**TASK DESCRIPTION**
Return the whole listing exactly as it stands.

☆ ☆ ☆ ☆

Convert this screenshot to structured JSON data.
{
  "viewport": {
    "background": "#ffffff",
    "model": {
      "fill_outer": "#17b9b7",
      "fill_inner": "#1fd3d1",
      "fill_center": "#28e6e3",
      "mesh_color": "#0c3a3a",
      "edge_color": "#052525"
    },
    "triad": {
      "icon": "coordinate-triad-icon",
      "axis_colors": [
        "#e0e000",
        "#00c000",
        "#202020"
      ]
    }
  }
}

☆ ☆ ☆ ☆

**CORRECT ANSWER**
Convert this screenshot to structured JSON data.
{
  "viewport": {
    "background": "#ffffff",
    "model": {
      "fill_outer": "#17b9b7",
      "fill_inner": "#1fd3d1",
      "fill_center": "#28e6e3",
      "mesh_color": "#0c3a3a",
      "edge_color": "#052525"
    },
    "triad": {
      "icon": "coordinate-triad-icon",
      "axis_colors": [
        "#e0e000",
        "#00c000",
        "#202020"
      ]
    }
  }
}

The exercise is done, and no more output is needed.